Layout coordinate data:
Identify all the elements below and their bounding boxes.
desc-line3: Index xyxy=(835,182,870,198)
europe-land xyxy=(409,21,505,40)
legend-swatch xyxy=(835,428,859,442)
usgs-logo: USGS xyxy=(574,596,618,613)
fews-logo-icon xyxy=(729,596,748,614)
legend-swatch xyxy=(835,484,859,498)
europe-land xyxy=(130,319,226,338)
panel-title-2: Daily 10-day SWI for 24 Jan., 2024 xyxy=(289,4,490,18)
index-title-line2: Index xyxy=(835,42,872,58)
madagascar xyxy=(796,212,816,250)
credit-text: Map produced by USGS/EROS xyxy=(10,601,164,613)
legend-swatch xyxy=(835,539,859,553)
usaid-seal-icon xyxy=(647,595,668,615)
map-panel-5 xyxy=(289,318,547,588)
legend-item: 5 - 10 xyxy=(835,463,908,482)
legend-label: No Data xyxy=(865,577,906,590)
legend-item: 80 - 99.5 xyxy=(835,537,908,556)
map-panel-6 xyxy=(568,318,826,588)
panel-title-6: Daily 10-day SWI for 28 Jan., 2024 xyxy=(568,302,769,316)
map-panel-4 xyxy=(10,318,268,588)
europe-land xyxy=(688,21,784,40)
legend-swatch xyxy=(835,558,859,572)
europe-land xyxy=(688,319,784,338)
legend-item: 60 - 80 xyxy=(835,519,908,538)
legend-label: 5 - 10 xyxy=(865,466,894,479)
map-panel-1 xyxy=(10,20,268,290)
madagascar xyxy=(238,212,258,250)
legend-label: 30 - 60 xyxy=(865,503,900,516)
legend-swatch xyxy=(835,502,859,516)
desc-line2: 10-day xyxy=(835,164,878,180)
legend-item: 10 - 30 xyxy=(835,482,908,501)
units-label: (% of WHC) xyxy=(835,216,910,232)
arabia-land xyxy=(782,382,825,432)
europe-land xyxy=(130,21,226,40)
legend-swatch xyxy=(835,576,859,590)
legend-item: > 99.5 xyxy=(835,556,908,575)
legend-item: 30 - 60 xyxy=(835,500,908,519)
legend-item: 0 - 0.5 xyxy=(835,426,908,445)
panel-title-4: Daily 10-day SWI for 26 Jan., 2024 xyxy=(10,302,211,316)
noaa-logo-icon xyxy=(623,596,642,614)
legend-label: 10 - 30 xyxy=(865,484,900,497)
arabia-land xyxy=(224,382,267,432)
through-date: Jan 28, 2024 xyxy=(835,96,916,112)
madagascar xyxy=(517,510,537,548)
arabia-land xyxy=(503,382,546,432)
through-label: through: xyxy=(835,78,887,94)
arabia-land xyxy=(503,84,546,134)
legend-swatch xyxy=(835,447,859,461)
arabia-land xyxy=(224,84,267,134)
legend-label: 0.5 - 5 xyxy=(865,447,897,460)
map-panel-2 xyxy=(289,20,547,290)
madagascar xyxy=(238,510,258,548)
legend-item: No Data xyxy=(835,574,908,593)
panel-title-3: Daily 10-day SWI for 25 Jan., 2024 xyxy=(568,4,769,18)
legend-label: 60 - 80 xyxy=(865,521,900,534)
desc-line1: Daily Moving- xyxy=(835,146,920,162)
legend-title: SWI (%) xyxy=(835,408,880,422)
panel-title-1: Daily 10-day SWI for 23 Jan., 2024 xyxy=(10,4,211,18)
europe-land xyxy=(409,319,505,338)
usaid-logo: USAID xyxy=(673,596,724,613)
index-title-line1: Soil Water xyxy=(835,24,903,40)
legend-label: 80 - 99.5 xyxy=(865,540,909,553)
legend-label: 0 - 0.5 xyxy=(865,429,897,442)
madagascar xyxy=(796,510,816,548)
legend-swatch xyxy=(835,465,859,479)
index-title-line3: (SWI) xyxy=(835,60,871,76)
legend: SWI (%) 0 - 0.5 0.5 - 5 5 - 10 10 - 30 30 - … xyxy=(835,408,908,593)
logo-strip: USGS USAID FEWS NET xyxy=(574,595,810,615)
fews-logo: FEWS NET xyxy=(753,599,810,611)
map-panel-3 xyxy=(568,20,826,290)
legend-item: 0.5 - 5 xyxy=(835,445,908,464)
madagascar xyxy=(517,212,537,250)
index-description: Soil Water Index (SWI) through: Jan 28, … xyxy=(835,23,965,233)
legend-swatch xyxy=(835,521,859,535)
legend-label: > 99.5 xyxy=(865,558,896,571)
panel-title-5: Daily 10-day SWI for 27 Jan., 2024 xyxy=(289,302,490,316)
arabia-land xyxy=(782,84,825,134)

== PROBLEM STATEMENT ==
Update the lines above by changing every "madagascar" to "madagascar-land", and leave everything else as it is.

== SOLVED PROBLEM ==
Identify all the elements below and their bounding boxes.
desc-line3: Index xyxy=(835,182,870,198)
europe-land xyxy=(409,21,505,40)
legend-swatch xyxy=(835,428,859,442)
usgs-logo: USGS xyxy=(574,596,618,613)
fews-logo-icon xyxy=(729,596,748,614)
legend-swatch xyxy=(835,484,859,498)
europe-land xyxy=(130,319,226,338)
panel-title-2: Daily 10-day SWI for 24 Jan., 2024 xyxy=(289,4,490,18)
index-title-line2: Index xyxy=(835,42,872,58)
madagascar-land xyxy=(796,212,816,250)
credit-text: Map produced by USGS/EROS xyxy=(10,601,164,613)
legend-swatch xyxy=(835,539,859,553)
usaid-seal-icon xyxy=(647,595,668,615)
map-panel-5 xyxy=(289,318,547,588)
legend-item: 5 - 10 xyxy=(835,463,908,482)
legend-label: No Data xyxy=(865,577,906,590)
legend-item: 80 - 99.5 xyxy=(835,537,908,556)
map-panel-6 xyxy=(568,318,826,588)
panel-title-6: Daily 10-day SWI for 28 Jan., 2024 xyxy=(568,302,769,316)
map-panel-4 xyxy=(10,318,268,588)
europe-land xyxy=(688,21,784,40)
legend-swatch xyxy=(835,558,859,572)
europe-land xyxy=(688,319,784,338)
legend-item: 60 - 80 xyxy=(835,519,908,538)
legend-label: 5 - 10 xyxy=(865,466,894,479)
map-panel-1 xyxy=(10,20,268,290)
madagascar-land xyxy=(238,212,258,250)
legend-label: 30 - 60 xyxy=(865,503,900,516)
legend-swatch xyxy=(835,502,859,516)
desc-line2: 10-day xyxy=(835,164,878,180)
legend-item: 10 - 30 xyxy=(835,482,908,501)
units-label: (% of WHC) xyxy=(835,216,910,232)
arabia-land xyxy=(782,382,825,432)
europe-land xyxy=(130,21,226,40)
legend-swatch xyxy=(835,576,859,590)
legend-item: > 99.5 xyxy=(835,556,908,575)
legend-item: 30 - 60 xyxy=(835,500,908,519)
legend-item: 0 - 0.5 xyxy=(835,426,908,445)
panel-title-4: Daily 10-day SWI for 26 Jan., 2024 xyxy=(10,302,211,316)
noaa-logo-icon xyxy=(623,596,642,614)
legend-label: 10 - 30 xyxy=(865,484,900,497)
arabia-land xyxy=(224,382,267,432)
through-date: Jan 28, 2024 xyxy=(835,96,916,112)
madagascar-land xyxy=(517,510,537,548)
arabia-land xyxy=(503,382,546,432)
through-label: through: xyxy=(835,78,887,94)
arabia-land xyxy=(503,84,546,134)
legend-swatch xyxy=(835,447,859,461)
arabia-land xyxy=(224,84,267,134)
legend-label: 0.5 - 5 xyxy=(865,447,897,460)
map-panel-2 xyxy=(289,20,547,290)
madagascar-land xyxy=(238,510,258,548)
legend-item: No Data xyxy=(835,574,908,593)
panel-title-3: Daily 10-day SWI for 25 Jan., 2024 xyxy=(568,4,769,18)
legend-label: 60 - 80 xyxy=(865,521,900,534)
desc-line1: Daily Moving- xyxy=(835,146,920,162)
legend-title: SWI (%) xyxy=(835,408,880,422)
panel-title-1: Daily 10-day SWI for 23 Jan., 2024 xyxy=(10,4,211,18)
europe-land xyxy=(409,319,505,338)
usaid-logo: USAID xyxy=(673,596,724,613)
index-title-line1: Soil Water xyxy=(835,24,903,40)
legend-label: 80 - 99.5 xyxy=(865,540,909,553)
legend-label: 0 - 0.5 xyxy=(865,429,897,442)
madagascar-land xyxy=(796,510,816,548)
legend-swatch xyxy=(835,465,859,479)
index-title-line3: (SWI) xyxy=(835,60,871,76)
legend: SWI (%) 0 - 0.5 0.5 - 5 5 - 10 10 - 30 30 - … xyxy=(835,408,908,593)
logo-strip: USGS USAID FEWS NET xyxy=(574,595,810,615)
fews-logo: FEWS NET xyxy=(753,599,810,611)
map-panel-3 xyxy=(568,20,826,290)
legend-item: 0.5 - 5 xyxy=(835,445,908,464)
madagascar-land xyxy=(517,212,537,250)
index-description: Soil Water Index (SWI) through: Jan 28, … xyxy=(835,23,965,233)
legend-swatch xyxy=(835,521,859,535)
legend-label: > 99.5 xyxy=(865,558,896,571)
panel-title-5: Daily 10-day SWI for 27 Jan., 2024 xyxy=(289,302,490,316)
arabia-land xyxy=(782,84,825,134)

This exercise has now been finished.